### Given request 1
Collect every line of the rows below that contains the string "caret", matching case exactly.

### Document extract
— begin —

In ODH (OpenDataHub), base images are built from base-images/ in this repo. In RHOAI (Red Hat OpenShift AI), base images come from the AIPCC pipeline instead.

Each image directory (e.g. jupyter/minimal/ubi9-python-3.12/) contains:

  • Dockerfile.* — one per variant (cpu, cuda, rocm, konflux.cpu, etc.)
  • pyproject.toml — Python dependencies
  • uv.lock.d/pylock.*.toml — locked dependency files per variant
  • build-args/ — build argument configuration per variant

The runtimes/ directory mirrors the same flavor structure (minimal, datascience, pytorch, tensorflow, etc.) for Elyra pipeline execution images.

Key directories

Directory Purpose
jupyter/ Jupyter notebook image definitions, organized by flavor and accelerator
runtimes/ Pipeline runtime images used by Elyra to execute notebook pipeline nodes
codeserver/ Code-Server (VS Code in the browser) image definitions
rstudio/ RStudio Server image definitions
ci/ CI utility scripts — Makefile helpers, PR change detection, validation, cached build logic
scripts/ Maintenance scripts — lockfile generation, CVE tracking, image analysis
ntb/ Shared Python library — string utilities, assertions, constants used across CI and tests
tests/ Test suite — unit tests, container integration tests (testcontainers), browser tests (Playwright)
manifests/ Kubernetes ImageStream manifests for ODH (manifests/odh/) and RHOAI (manifests/rhoai/)

— end —

### Available records
— begin —

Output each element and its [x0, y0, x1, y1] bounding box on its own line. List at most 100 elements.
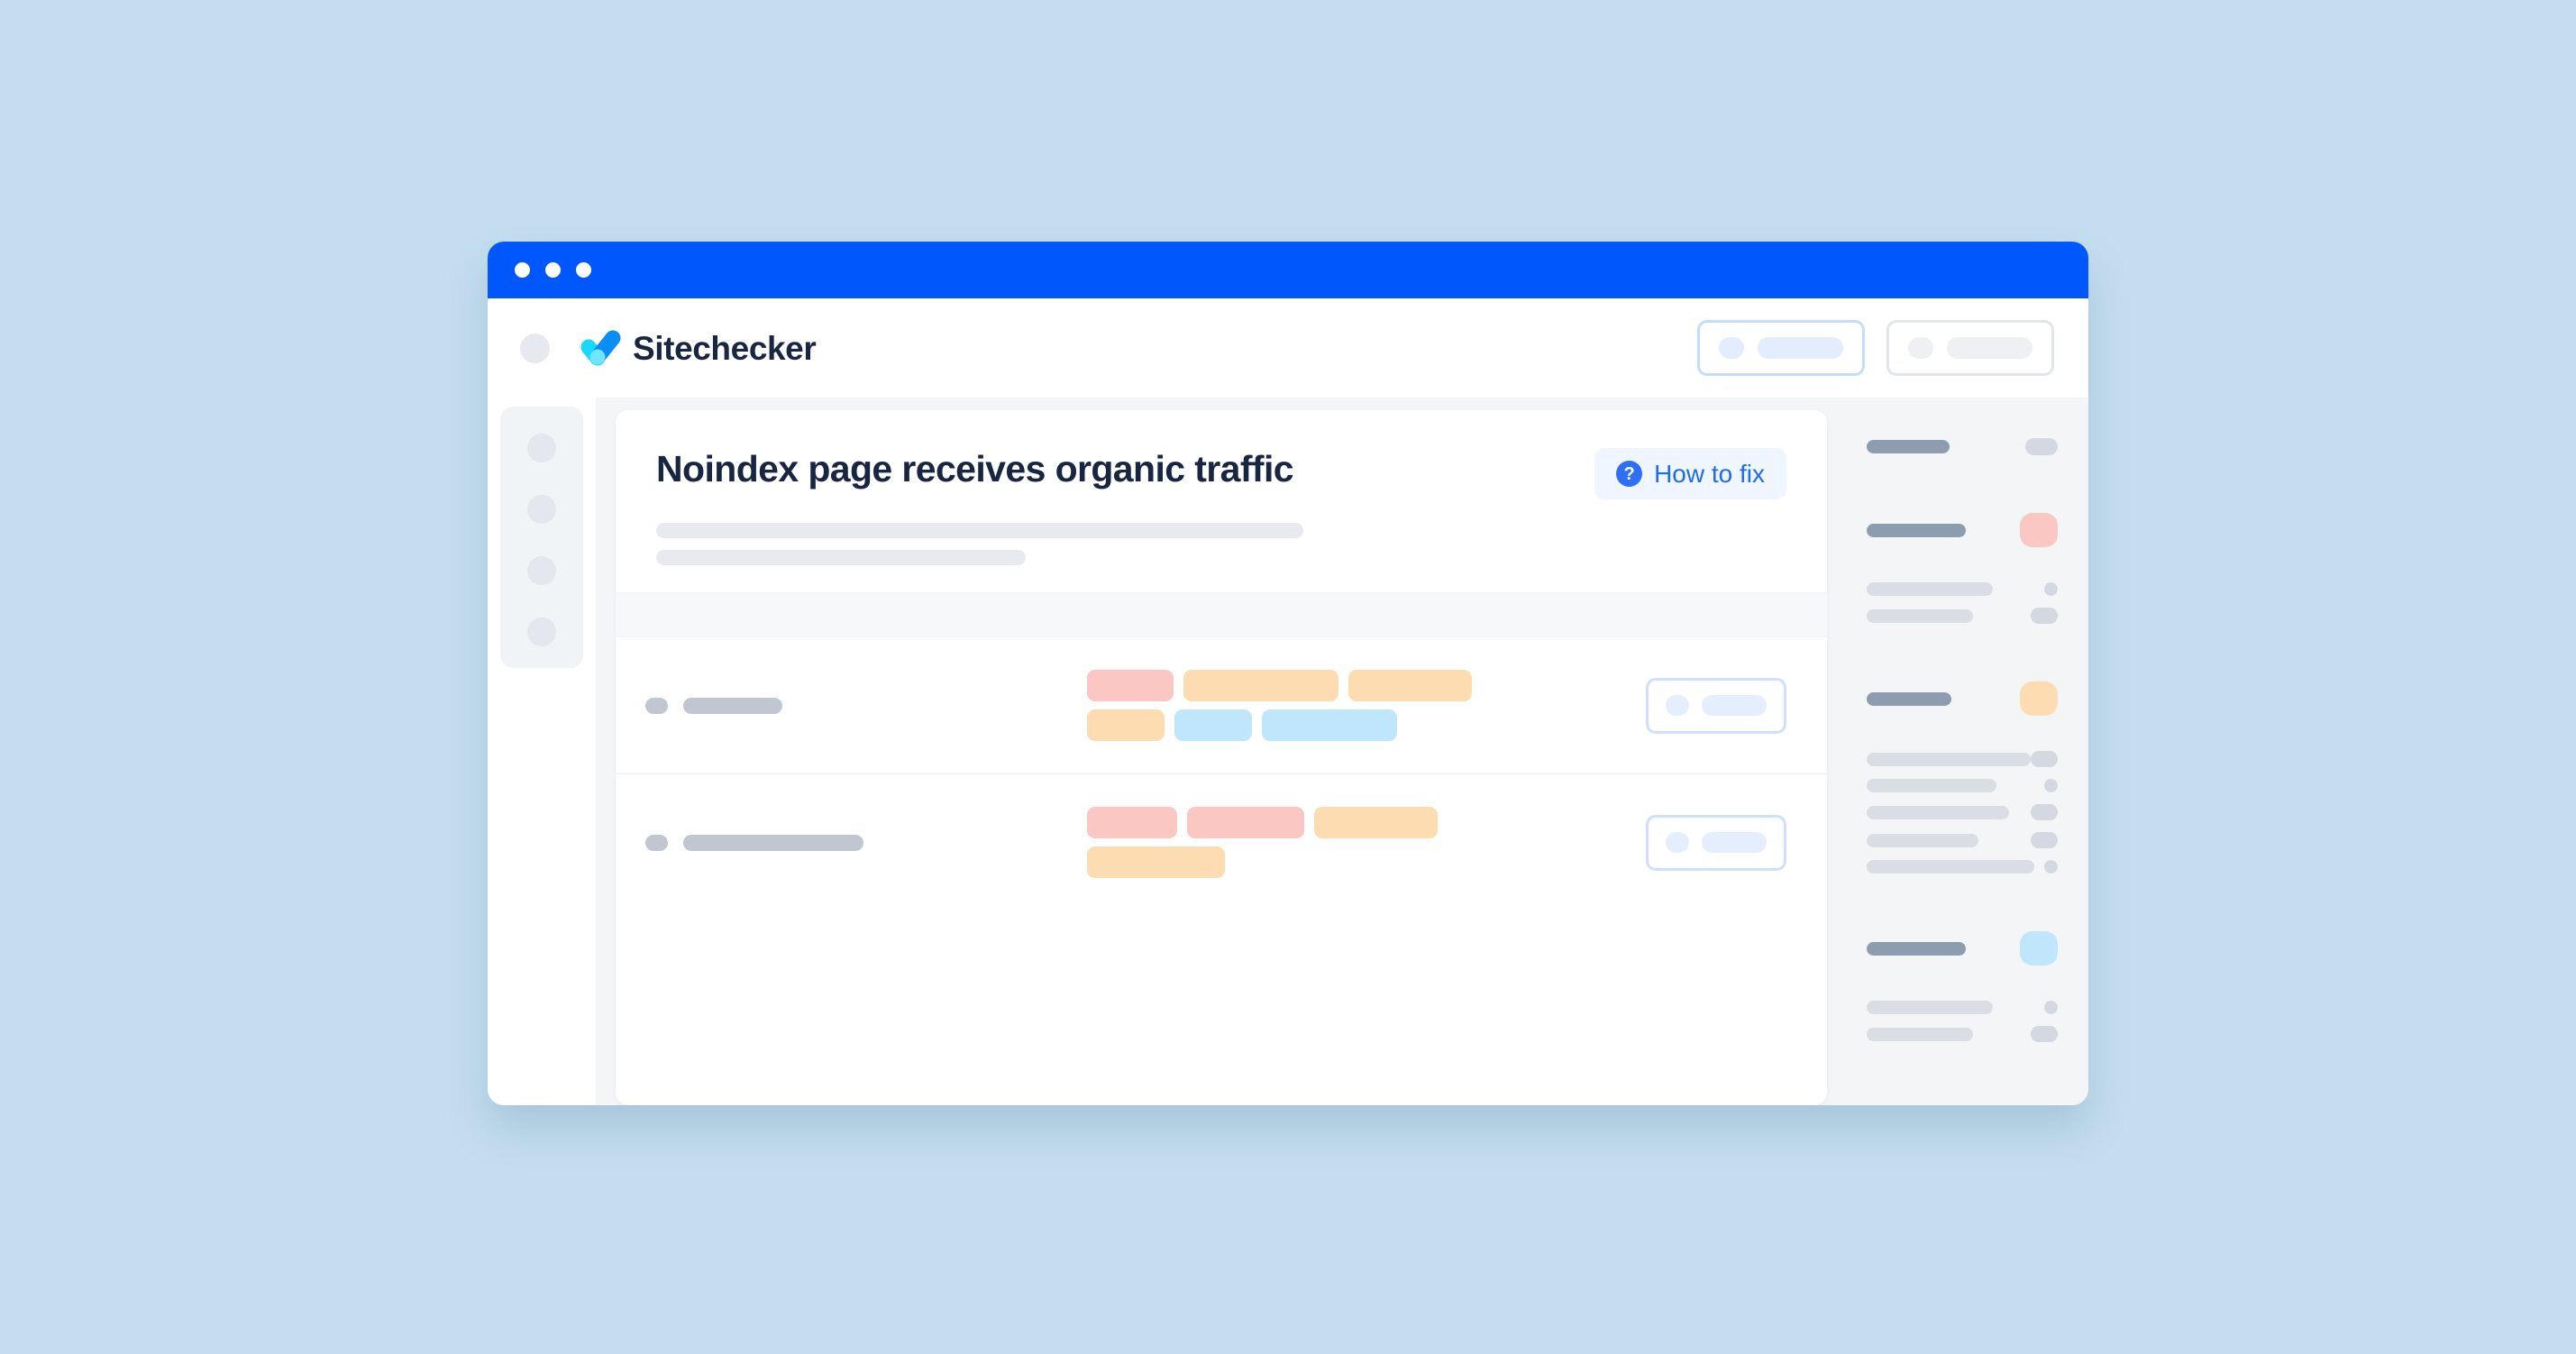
tag-orange[interactable] [1183, 670, 1338, 701]
app-header: Sitechecker [488, 298, 2088, 398]
item-label-placeholder [1867, 608, 1973, 623]
item-label-placeholder [1867, 779, 1996, 792]
table-row[interactable] [616, 774, 1827, 910]
right-panel-item[interactable] [1867, 582, 2058, 596]
tag-orange[interactable] [1314, 807, 1438, 838]
group-gap [1867, 885, 2058, 909]
window-titlebar [488, 242, 2088, 298]
group-gap [1867, 636, 2058, 659]
minimize-dot-icon[interactable] [545, 262, 561, 278]
item-count-badge [2044, 779, 2058, 792]
close-dot-icon[interactable] [515, 262, 530, 278]
header-primary-button[interactable] [1697, 320, 1865, 376]
placeholder-label [1758, 337, 1843, 359]
item-label-placeholder [1867, 1027, 1973, 1041]
right-panel-item[interactable] [1867, 832, 2058, 848]
row-status-dot-icon [645, 834, 668, 851]
main-content: Noindex page receives organic traffic ? … [596, 398, 1847, 1105]
group-label-placeholder [1867, 691, 1951, 706]
issue-table [616, 637, 1827, 910]
description-line-1 [656, 523, 1303, 538]
tag-blue[interactable] [1174, 709, 1252, 741]
how-to-fix-button[interactable]: ? How to fix [1594, 448, 1786, 499]
tag-pink[interactable] [1187, 807, 1304, 838]
group-gap [1867, 1054, 2058, 1077]
status-badge [2020, 682, 2058, 716]
right-panel-item[interactable] [1867, 608, 2058, 624]
maximize-dot-icon[interactable] [576, 262, 591, 278]
item-label-placeholder [1867, 582, 1993, 596]
item-label-placeholder [1867, 805, 2009, 819]
issue-card: Noindex page receives organic traffic ? … [616, 410, 1827, 1105]
row-action-button[interactable] [1646, 677, 1786, 734]
item-count-badge [2044, 1001, 2058, 1014]
group-gap [1867, 467, 2058, 490]
item-count-badge [2031, 608, 2058, 624]
right-panel-group-header[interactable] [1867, 513, 2058, 547]
placeholder-label [1947, 337, 2032, 359]
status-badge [2020, 513, 2058, 547]
status-badge [2020, 931, 2058, 965]
right-panel-group-header[interactable] [1867, 682, 2058, 716]
tag-pink[interactable] [1087, 807, 1177, 838]
right-panel-group-header[interactable] [1867, 931, 2058, 965]
placeholder-dot-icon [1908, 337, 1933, 359]
item-label-placeholder [1867, 1001, 1993, 1014]
status-badge [2025, 438, 2058, 455]
group-label-placeholder [1867, 523, 1966, 537]
right-panel-item[interactable] [1867, 779, 2058, 792]
tag-orange[interactable] [1087, 709, 1165, 741]
tag-blue[interactable] [1262, 709, 1397, 741]
item-label-placeholder [1867, 752, 2031, 766]
row-action-button[interactable] [1646, 814, 1786, 871]
group-label-placeholder [1867, 941, 1966, 956]
right-panel-item[interactable] [1867, 751, 2058, 767]
item-count-badge [2031, 832, 2058, 848]
app-body: Noindex page receives organic traffic ? … [488, 398, 2088, 1105]
right-panel-group [1867, 931, 2058, 1077]
row-label [645, 834, 1087, 851]
header-secondary-button[interactable] [1886, 320, 2054, 376]
tag-orange[interactable] [1348, 670, 1472, 701]
group-label-placeholder [1867, 440, 1950, 453]
left-sidebar [488, 398, 596, 1105]
right-panel-group [1867, 513, 2058, 659]
placeholder-label [1702, 695, 1767, 716]
brand: Sitechecker [580, 329, 817, 367]
sidebar-item-nav-circle-icon-1[interactable] [527, 434, 556, 462]
header-actions [1697, 320, 2054, 376]
table-row[interactable] [616, 637, 1827, 774]
sidebar-item-nav-circle-icon-2[interactable] [527, 495, 556, 524]
placeholder-dot-icon [1666, 832, 1689, 853]
item-count-badge [2044, 582, 2058, 596]
item-count-badge [2044, 860, 2058, 874]
right-panel-item[interactable] [1867, 1026, 2058, 1042]
item-label-placeholder [1867, 833, 1978, 847]
sidebar-item-nav-circle-icon-3[interactable] [527, 556, 556, 585]
row-tags [1087, 670, 1538, 741]
item-count-badge [2031, 804, 2058, 820]
right-panel-item[interactable] [1867, 860, 2058, 874]
right-panel-item[interactable] [1867, 804, 2058, 820]
sitechecker-check-logo-icon [580, 329, 621, 367]
right-panel-item[interactable] [1867, 1001, 2058, 1014]
tag-pink[interactable] [1087, 670, 1174, 701]
sidebar-nav [500, 407, 583, 668]
right-panel-group-header[interactable] [1867, 438, 2058, 455]
tag-orange[interactable] [1087, 846, 1225, 878]
placeholder-dot-icon [1666, 695, 1689, 716]
row-tags [1087, 807, 1538, 878]
placeholder-dot-icon [1719, 337, 1744, 359]
sidebar-item-nav-circle-icon-4[interactable] [527, 618, 556, 646]
right-panel [1847, 398, 2088, 1105]
item-count-badge [2031, 751, 2058, 767]
how-to-fix-label: How to fix [1654, 459, 1765, 488]
item-label-placeholder [1867, 860, 2034, 874]
description-line-2 [656, 550, 1026, 565]
menu-dot-icon[interactable] [520, 333, 550, 363]
row-url-placeholder [683, 697, 782, 714]
item-count-badge [2031, 1026, 2058, 1042]
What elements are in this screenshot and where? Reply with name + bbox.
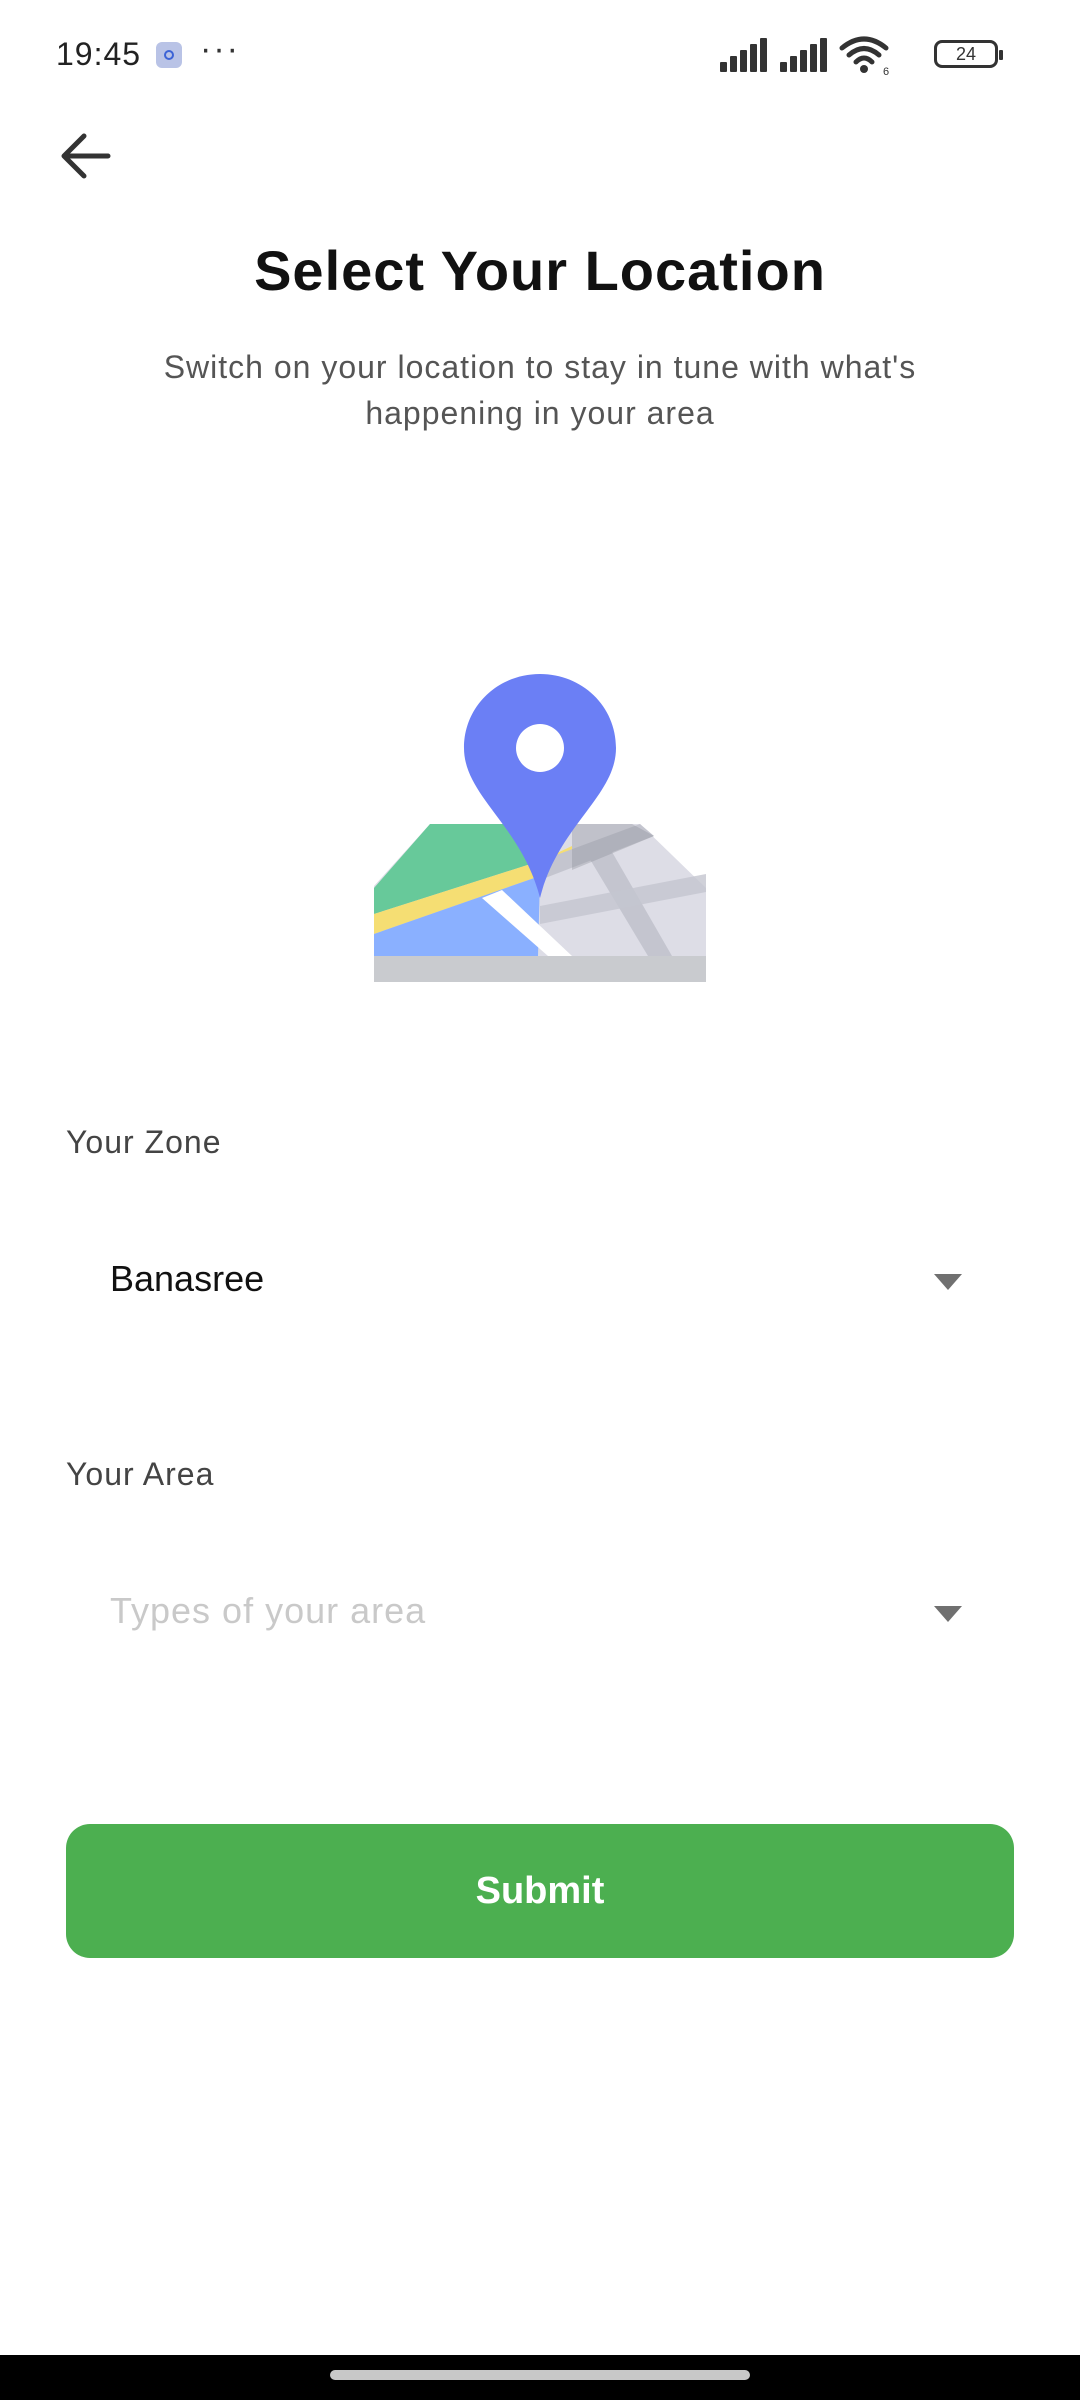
status-bar: 19:45 ··· 6 24: [0, 0, 1080, 110]
status-time: 19:45: [56, 36, 142, 72]
back-button[interactable]: [56, 126, 116, 186]
signal-icon-1: [720, 36, 768, 72]
area-label: Your Area: [66, 1456, 215, 1492]
area-dropdown[interactable]: Types of your area: [66, 1560, 1014, 1670]
home-indicator[interactable]: [330, 2370, 750, 2380]
page-subtitle: Switch on your location to stay in tune …: [163, 349, 917, 431]
zone-selected-value: Banasree: [110, 1258, 265, 1299]
arrow-left-icon: [61, 133, 111, 179]
submit-button[interactable]: Submit: [66, 1824, 1014, 1958]
caret-down-icon: [934, 1274, 962, 1290]
select-location-screen: 19:45 ··· 6 24 Select Your Location Swit…: [0, 0, 1080, 2400]
page-title: Select Your Location: [254, 239, 826, 302]
battery-level: 24: [955, 44, 977, 64]
app-notification-icon: [156, 42, 182, 68]
zone-label: Your Zone: [66, 1124, 222, 1160]
map-illustration: [372, 656, 708, 992]
signal-icon-2: [780, 36, 828, 72]
wifi-label: 6: [883, 66, 889, 76]
caret-down-icon: [934, 1606, 962, 1622]
status-icons: 6 24: [720, 36, 1050, 76]
zone-dropdown[interactable]: Banasree: [66, 1228, 1014, 1338]
more-notifications-icon: ···: [200, 30, 240, 68]
map-pin-icon: [374, 674, 706, 982]
area-placeholder: Types of your area: [110, 1590, 427, 1631]
wifi-icon: 6: [839, 36, 889, 76]
battery-icon: 24: [934, 40, 1003, 68]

— end —

### Given request 2
Write the next part of the notebook image repository overview, picking up after its last line.

### Exercise output 1
caret-down-icon: [934, 1274, 962, 1290]
caret-down-icon: [934, 1606, 962, 1622]

### Exercise output 2
base-images/ CUDA and ROCm GPU-accelerated base image definitions
dependencies/ Shared dependency constraints (CVE pinning) and meta packages for common dependency groups
examples/ Example JupyterLab notebooks for validating workbench functionality
docs/adr/ Architecture Decision Records

Build system

The Makefile orchestrates image builds. Each image has a make target:

make jupyter-minimal-ubi9-python-3.12       # build one image
make all-images                              # build everything
make test                                    # run quick static tests (pytest + lint)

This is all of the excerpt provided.